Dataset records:
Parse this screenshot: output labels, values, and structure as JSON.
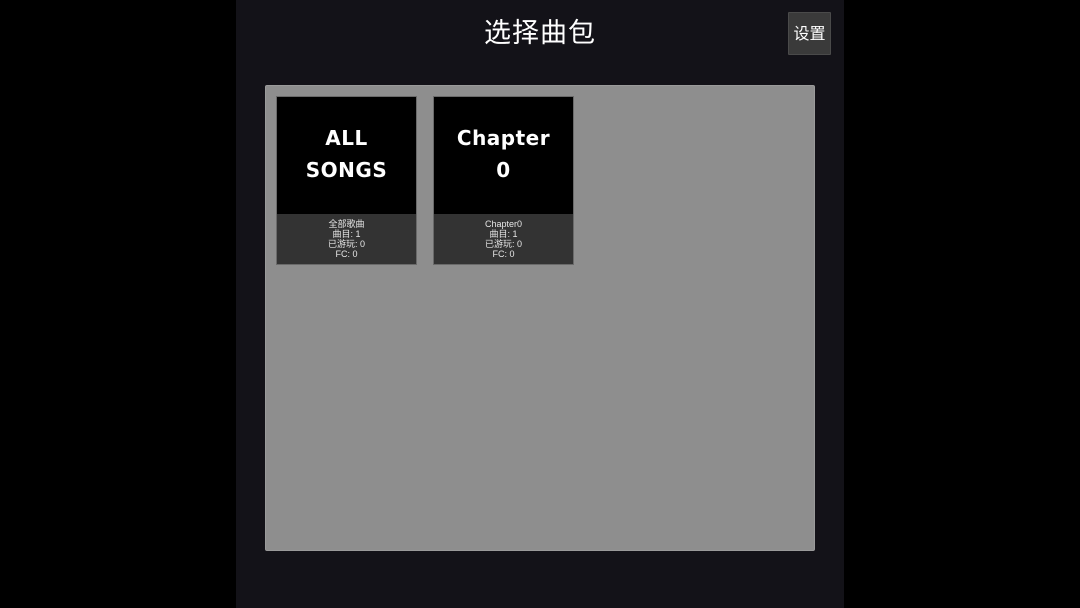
{
  "header": {
    "title": "选择曲包",
    "settings_label": "设置"
  },
  "packs": [
    {
      "cover_text": "ALL\nSONGS",
      "name": "全部歌曲",
      "songs": "曲目: 1",
      "played": "已游玩: 0",
      "fc": "FC: 0"
    },
    {
      "cover_text": "Chapter\n0",
      "name": "Chapter0",
      "songs": "曲目: 1",
      "played": "已游玩: 0",
      "fc": "FC: 0"
    }
  ],
  "colors": {
    "background": "#000000",
    "stage": "#131218",
    "panel": "#8e8e8e",
    "card_info": "#333333",
    "button": "#3a3a3a"
  }
}
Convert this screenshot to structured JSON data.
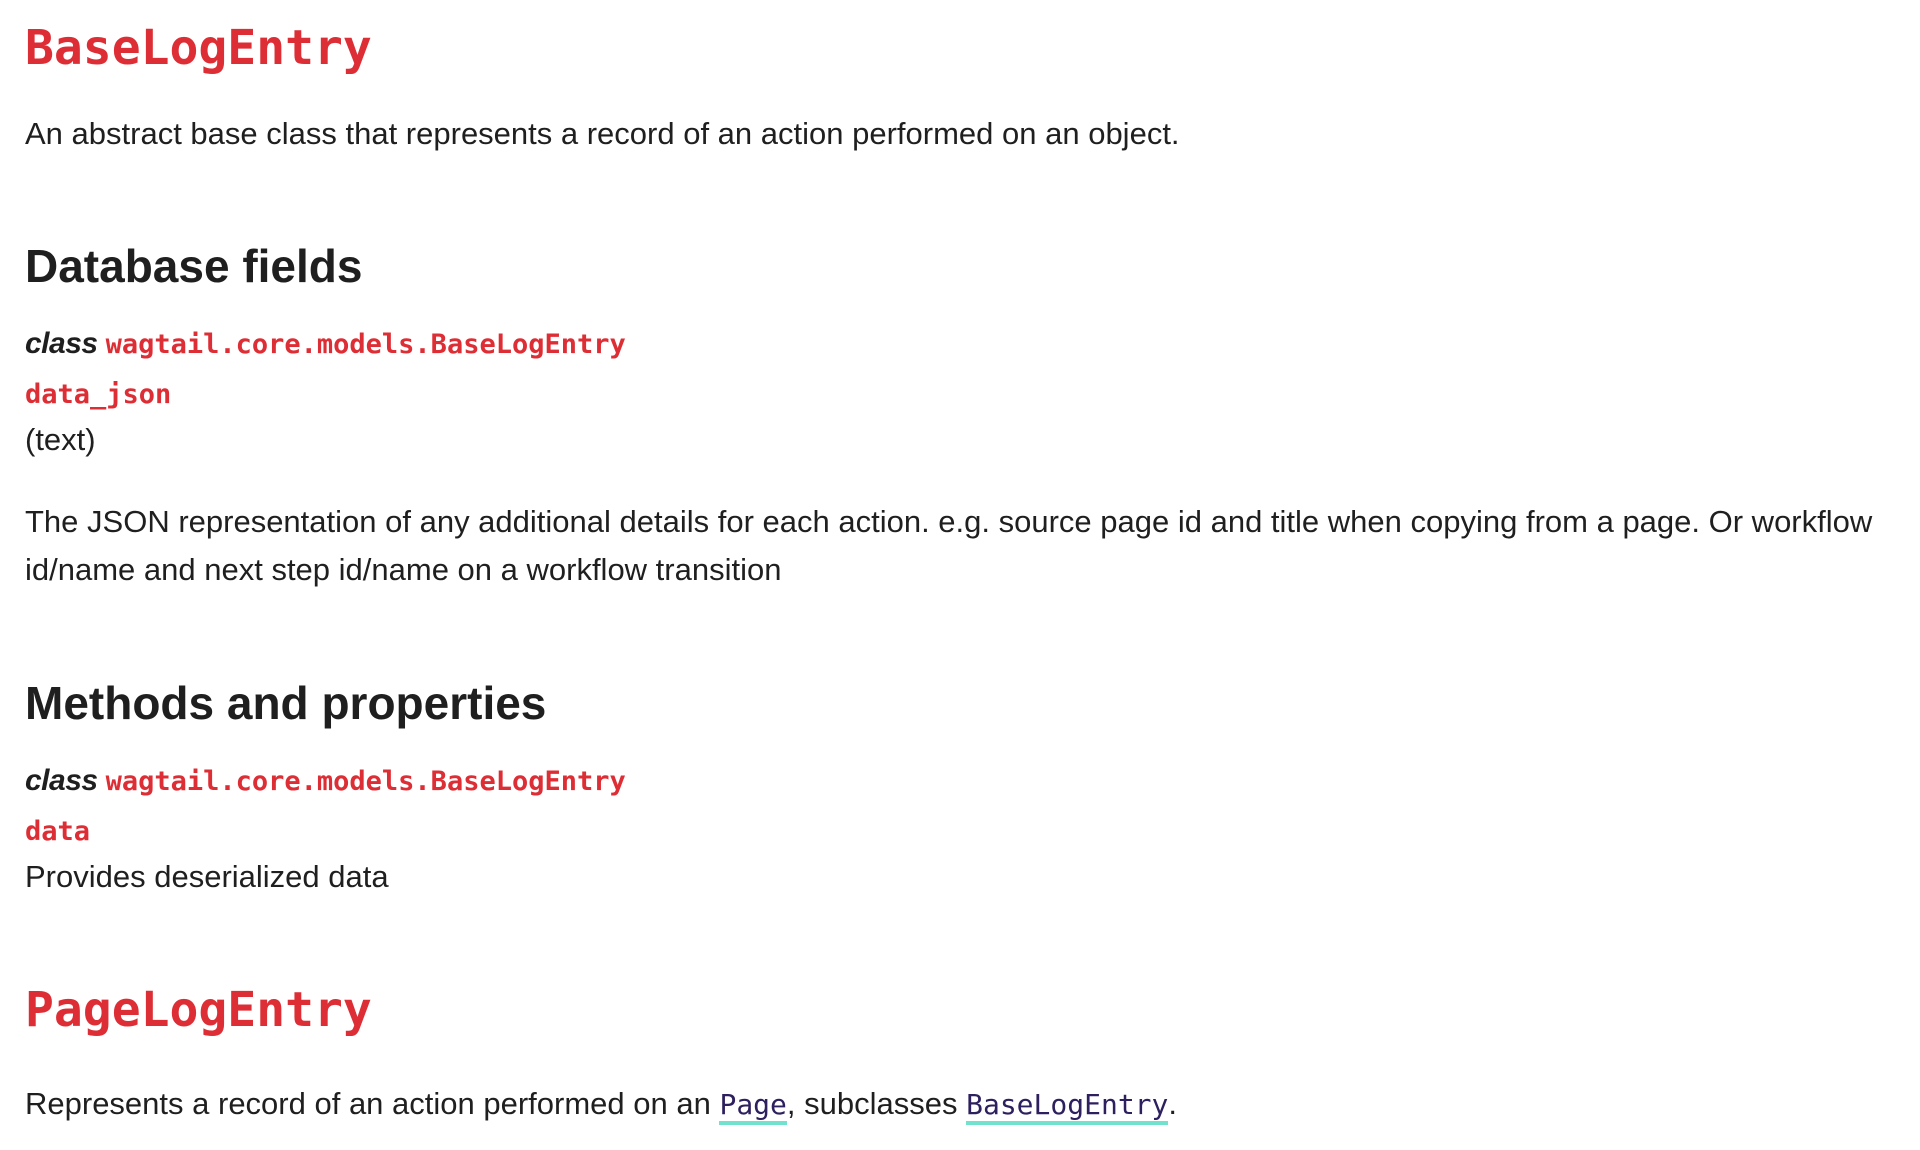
{
  "base_section": {
    "title": "BaseLogEntry",
    "intro": "An abstract base class that represents a record of an action performed on an object."
  },
  "database_fields": {
    "heading": "Database fields",
    "class_keyword": "class",
    "class_path": "wagtail.core.models.BaseLogEntry",
    "field_name": "data_json",
    "field_type": "(text)",
    "description_line1": "The JSON representation of any additional details for each action. e.g. source page id and title when copying from a page. Or workflow",
    "description_line2": "id/name and next step id/name on a workflow transition"
  },
  "methods": {
    "heading": "Methods and properties",
    "class_keyword": "class",
    "class_path": "wagtail.core.models.BaseLogEntry",
    "attr_name": "data",
    "attr_description": "Provides deserialized data"
  },
  "page_section": {
    "title": "PageLogEntry",
    "text_before": "Represents a record of an action performed on an ",
    "link_page": "Page",
    "text_middle": ", subclasses ",
    "link_base": "BaseLogEntry",
    "text_after": "."
  }
}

_YOUR GOAL_: Set the pictures aside and transcribe the data above exactly.

_TASK SOLUTION_:
Parse this screenshot: output labels, values, and structure as JSON.
{
  "header": {
    "title": "选择曲包",
    "settings_label": "设置"
  },
  "packs": [
    {
      "cover_text": "ALL\nSONGS",
      "name": "全部歌曲",
      "songs": "曲目: 1",
      "played": "已游玩: 0",
      "fc": "FC: 0"
    },
    {
      "cover_text": "Chapter\n0",
      "name": "Chapter0",
      "songs": "曲目: 1",
      "played": "已游玩: 0",
      "fc": "FC: 0"
    }
  ],
  "colors": {
    "background": "#000000",
    "stage": "#131218",
    "panel": "#8e8e8e",
    "card_info": "#333333",
    "button": "#3a3a3a"
  }
}
Convert this screenshot to structured JSON data.
{
  "base_section": {
    "title": "BaseLogEntry",
    "intro": "An abstract base class that represents a record of an action performed on an object."
  },
  "database_fields": {
    "heading": "Database fields",
    "class_keyword": "class",
    "class_path": "wagtail.core.models.BaseLogEntry",
    "field_name": "data_json",
    "field_type": "(text)",
    "description_line1": "The JSON representation of any additional details for each action. e.g. source page id and title when copying from a page. Or workflow",
    "description_line2": "id/name and next step id/name on a workflow transition"
  },
  "methods": {
    "heading": "Methods and properties",
    "class_keyword": "class",
    "class_path": "wagtail.core.models.BaseLogEntry",
    "attr_name": "data",
    "attr_description": "Provides deserialized data"
  },
  "page_section": {
    "title": "PageLogEntry",
    "text_before": "Represents a record of an action performed on an ",
    "link_page": "Page",
    "text_middle": ", subclasses ",
    "link_base": "BaseLogEntry",
    "text_after": "."
  }
}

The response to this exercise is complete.